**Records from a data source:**
(begin)

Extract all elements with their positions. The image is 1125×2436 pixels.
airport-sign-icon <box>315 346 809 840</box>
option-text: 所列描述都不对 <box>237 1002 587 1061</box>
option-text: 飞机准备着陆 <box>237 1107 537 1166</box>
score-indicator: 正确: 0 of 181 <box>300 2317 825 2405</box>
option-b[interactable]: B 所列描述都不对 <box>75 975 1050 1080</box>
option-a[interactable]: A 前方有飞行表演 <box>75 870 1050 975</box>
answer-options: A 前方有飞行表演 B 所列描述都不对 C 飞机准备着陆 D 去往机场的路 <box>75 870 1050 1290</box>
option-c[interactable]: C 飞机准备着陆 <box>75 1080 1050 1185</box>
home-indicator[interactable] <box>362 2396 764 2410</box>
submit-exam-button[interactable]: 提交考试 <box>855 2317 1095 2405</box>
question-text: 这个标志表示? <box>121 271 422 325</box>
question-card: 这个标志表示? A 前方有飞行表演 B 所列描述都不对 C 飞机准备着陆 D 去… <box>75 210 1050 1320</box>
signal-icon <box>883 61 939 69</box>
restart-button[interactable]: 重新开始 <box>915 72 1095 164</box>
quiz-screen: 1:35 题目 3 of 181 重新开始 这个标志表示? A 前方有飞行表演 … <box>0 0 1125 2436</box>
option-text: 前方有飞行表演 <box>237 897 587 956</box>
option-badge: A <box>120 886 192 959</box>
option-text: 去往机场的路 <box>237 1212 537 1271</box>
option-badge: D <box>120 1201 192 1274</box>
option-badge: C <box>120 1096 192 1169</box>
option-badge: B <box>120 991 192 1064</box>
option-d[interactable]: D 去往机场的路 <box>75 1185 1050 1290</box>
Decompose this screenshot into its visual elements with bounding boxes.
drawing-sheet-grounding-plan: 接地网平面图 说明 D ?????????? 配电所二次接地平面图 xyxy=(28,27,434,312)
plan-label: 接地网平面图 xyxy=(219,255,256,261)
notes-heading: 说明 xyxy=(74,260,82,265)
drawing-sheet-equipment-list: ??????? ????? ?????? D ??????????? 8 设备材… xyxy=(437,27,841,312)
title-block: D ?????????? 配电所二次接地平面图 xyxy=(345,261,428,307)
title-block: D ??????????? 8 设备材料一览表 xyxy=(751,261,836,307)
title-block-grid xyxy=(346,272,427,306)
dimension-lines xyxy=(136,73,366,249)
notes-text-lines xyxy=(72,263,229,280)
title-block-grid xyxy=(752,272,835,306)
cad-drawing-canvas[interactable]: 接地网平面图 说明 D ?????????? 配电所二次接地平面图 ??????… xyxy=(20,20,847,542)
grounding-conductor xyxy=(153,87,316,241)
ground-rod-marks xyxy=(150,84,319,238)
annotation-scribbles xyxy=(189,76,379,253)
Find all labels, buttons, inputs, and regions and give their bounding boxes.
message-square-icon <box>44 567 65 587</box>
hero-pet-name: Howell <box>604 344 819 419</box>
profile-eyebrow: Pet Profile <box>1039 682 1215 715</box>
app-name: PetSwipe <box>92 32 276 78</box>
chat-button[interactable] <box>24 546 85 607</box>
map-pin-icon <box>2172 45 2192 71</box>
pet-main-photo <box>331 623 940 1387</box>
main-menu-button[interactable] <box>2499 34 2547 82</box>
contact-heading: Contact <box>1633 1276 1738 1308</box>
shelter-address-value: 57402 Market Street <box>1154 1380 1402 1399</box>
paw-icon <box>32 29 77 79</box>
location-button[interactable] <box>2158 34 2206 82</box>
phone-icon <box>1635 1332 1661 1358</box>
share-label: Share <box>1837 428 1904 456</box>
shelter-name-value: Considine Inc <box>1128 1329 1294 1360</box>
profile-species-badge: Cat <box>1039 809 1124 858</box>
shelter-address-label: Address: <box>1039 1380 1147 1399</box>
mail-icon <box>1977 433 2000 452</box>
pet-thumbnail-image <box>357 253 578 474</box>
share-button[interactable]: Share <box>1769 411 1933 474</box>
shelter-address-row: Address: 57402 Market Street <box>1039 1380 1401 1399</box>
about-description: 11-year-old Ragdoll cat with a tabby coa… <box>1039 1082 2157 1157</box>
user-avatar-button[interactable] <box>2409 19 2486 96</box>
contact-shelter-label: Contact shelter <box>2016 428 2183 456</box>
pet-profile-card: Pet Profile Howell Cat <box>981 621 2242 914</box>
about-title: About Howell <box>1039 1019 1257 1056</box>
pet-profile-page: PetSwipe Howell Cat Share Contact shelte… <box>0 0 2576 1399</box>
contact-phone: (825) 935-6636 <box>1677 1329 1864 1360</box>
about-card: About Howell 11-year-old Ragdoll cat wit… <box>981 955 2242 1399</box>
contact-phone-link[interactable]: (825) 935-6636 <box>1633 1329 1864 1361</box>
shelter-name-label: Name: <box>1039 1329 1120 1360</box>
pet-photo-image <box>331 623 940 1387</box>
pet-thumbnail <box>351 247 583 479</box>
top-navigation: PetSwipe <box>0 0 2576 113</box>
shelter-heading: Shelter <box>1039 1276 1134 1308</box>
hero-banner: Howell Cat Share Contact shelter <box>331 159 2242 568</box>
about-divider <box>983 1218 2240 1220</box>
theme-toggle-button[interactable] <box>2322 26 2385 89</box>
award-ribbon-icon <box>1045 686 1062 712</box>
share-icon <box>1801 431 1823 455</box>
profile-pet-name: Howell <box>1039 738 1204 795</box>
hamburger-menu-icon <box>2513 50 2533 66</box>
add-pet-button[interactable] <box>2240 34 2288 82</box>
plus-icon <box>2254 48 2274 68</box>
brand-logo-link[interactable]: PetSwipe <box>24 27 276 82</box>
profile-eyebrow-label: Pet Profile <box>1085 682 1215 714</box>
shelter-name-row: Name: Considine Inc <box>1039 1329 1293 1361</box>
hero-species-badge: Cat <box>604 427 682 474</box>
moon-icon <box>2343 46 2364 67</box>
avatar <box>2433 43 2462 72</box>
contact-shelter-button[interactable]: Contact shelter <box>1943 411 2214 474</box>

(end)

**Your goal:**
Retype every line of the listing above exactly, with no changes.

**Solution to this task:**
Extract all elements with their positions. The image is 1125×2436 pixels.
airport-sign-icon <box>315 346 809 840</box>
option-text: 所列描述都不对 <box>237 1002 587 1061</box>
option-text: 飞机准备着陆 <box>237 1107 537 1166</box>
score-indicator: 正确: 0 of 181 <box>300 2317 825 2405</box>
option-b[interactable]: B 所列描述都不对 <box>75 975 1050 1080</box>
option-a[interactable]: A 前方有飞行表演 <box>75 870 1050 975</box>
answer-options: A 前方有飞行表演 B 所列描述都不对 C 飞机准备着陆 D 去往机场的路 <box>75 870 1050 1290</box>
option-c[interactable]: C 飞机准备着陆 <box>75 1080 1050 1185</box>
home-indicator[interactable] <box>362 2396 764 2410</box>
submit-exam-button[interactable]: 提交考试 <box>855 2317 1095 2405</box>
question-text: 这个标志表示? <box>121 271 422 325</box>
question-card: 这个标志表示? A 前方有飞行表演 B 所列描述都不对 C 飞机准备着陆 D 去… <box>75 210 1050 1320</box>
signal-icon <box>883 61 939 69</box>
restart-button[interactable]: 重新开始 <box>915 72 1095 164</box>
quiz-screen: 1:35 题目 3 of 181 重新开始 这个标志表示? A 前方有飞行表演 … <box>0 0 1125 2436</box>
option-text: 前方有飞行表演 <box>237 897 587 956</box>
option-badge: A <box>120 886 192 959</box>
option-text: 去往机场的路 <box>237 1212 537 1271</box>
option-badge: D <box>120 1201 192 1274</box>
option-badge: C <box>120 1096 192 1169</box>
option-badge: B <box>120 991 192 1064</box>
option-d[interactable]: D 去往机场的路 <box>75 1185 1050 1290</box>
Decompose this screenshot into its visual elements with bounding boxes.
drawing-sheet-grounding-plan: 接地网平面图 说明 D ?????????? 配电所二次接地平面图 xyxy=(28,27,434,312)
plan-label: 接地网平面图 xyxy=(219,255,256,261)
notes-heading: 说明 xyxy=(74,260,82,265)
drawing-sheet-equipment-list: ??????? ????? ?????? D ??????????? 8 设备材… xyxy=(437,27,841,312)
title-block: D ?????????? 配电所二次接地平面图 xyxy=(345,261,428,307)
title-block: D ??????????? 8 设备材料一览表 xyxy=(751,261,836,307)
title-block-grid xyxy=(346,272,427,306)
dimension-lines xyxy=(136,73,366,249)
notes-text-lines xyxy=(72,263,229,280)
title-block-grid xyxy=(752,272,835,306)
cad-drawing-canvas[interactable]: 接地网平面图 说明 D ?????????? 配电所二次接地平面图 ??????… xyxy=(20,20,847,542)
grounding-conductor xyxy=(153,87,316,241)
ground-rod-marks xyxy=(150,84,319,238)
annotation-scribbles xyxy=(189,76,379,253)
Find all labels, buttons, inputs, and regions and give their bounding boxes.
message-square-icon <box>44 567 65 587</box>
hero-pet-name: Howell <box>604 344 819 419</box>
profile-eyebrow: Pet Profile <box>1039 682 1215 715</box>
app-name: PetSwipe <box>92 32 276 78</box>
chat-button[interactable] <box>24 546 85 607</box>
map-pin-icon <box>2172 45 2192 71</box>
pet-main-photo <box>331 623 940 1387</box>
main-menu-button[interactable] <box>2499 34 2547 82</box>
contact-heading: Contact <box>1633 1276 1738 1308</box>
shelter-address-value: 57402 Market Street <box>1154 1380 1402 1399</box>
paw-icon <box>32 29 77 79</box>
location-button[interactable] <box>2158 34 2206 82</box>
phone-icon <box>1635 1332 1661 1358</box>
share-label: Share <box>1837 428 1904 456</box>
shelter-name-value: Considine Inc <box>1128 1329 1294 1360</box>
profile-species-badge: Cat <box>1039 809 1124 858</box>
shelter-address-label: Address: <box>1039 1380 1147 1399</box>
mail-icon <box>1977 433 2000 452</box>
pet-thumbnail-image <box>357 253 578 474</box>
share-button[interactable]: Share <box>1769 411 1933 474</box>
shelter-address-row: Address: 57402 Market Street <box>1039 1380 1401 1399</box>
about-description: 11-year-old Ragdoll cat with a tabby coa… <box>1039 1082 2157 1157</box>
user-avatar-button[interactable] <box>2409 19 2486 96</box>
contact-shelter-label: Contact shelter <box>2016 428 2183 456</box>
pet-profile-card: Pet Profile Howell Cat <box>981 621 2242 914</box>
about-title: About Howell <box>1039 1019 1257 1056</box>
pet-profile-page: PetSwipe Howell Cat Share Contact shelte… <box>0 0 2576 1399</box>
contact-phone: (825) 935-6636 <box>1677 1329 1864 1360</box>
about-card: About Howell 11-year-old Ragdoll cat wit… <box>981 955 2242 1399</box>
contact-phone-link[interactable]: (825) 935-6636 <box>1633 1329 1864 1361</box>
shelter-name-label: Name: <box>1039 1329 1120 1360</box>
pet-photo-image <box>331 623 940 1387</box>
pet-thumbnail <box>351 247 583 479</box>
top-navigation: PetSwipe <box>0 0 2576 113</box>
shelter-heading: Shelter <box>1039 1276 1134 1308</box>
hero-banner: Howell Cat Share Contact shelter <box>331 159 2242 568</box>
about-divider <box>983 1218 2240 1220</box>
theme-toggle-button[interactable] <box>2322 26 2385 89</box>
award-ribbon-icon <box>1045 686 1062 712</box>
share-icon <box>1801 431 1823 455</box>
profile-pet-name: Howell <box>1039 738 1204 795</box>
hamburger-menu-icon <box>2513 50 2533 66</box>
add-pet-button[interactable] <box>2240 34 2288 82</box>
plus-icon <box>2254 48 2274 68</box>
brand-logo-link[interactable]: PetSwipe <box>24 27 276 82</box>
profile-eyebrow-label: Pet Profile <box>1085 682 1215 714</box>
shelter-name-row: Name: Considine Inc <box>1039 1329 1293 1361</box>
hero-species-badge: Cat <box>604 427 682 474</box>
moon-icon <box>2343 46 2364 67</box>
avatar <box>2433 43 2462 72</box>
contact-shelter-button[interactable]: Contact shelter <box>1943 411 2214 474</box>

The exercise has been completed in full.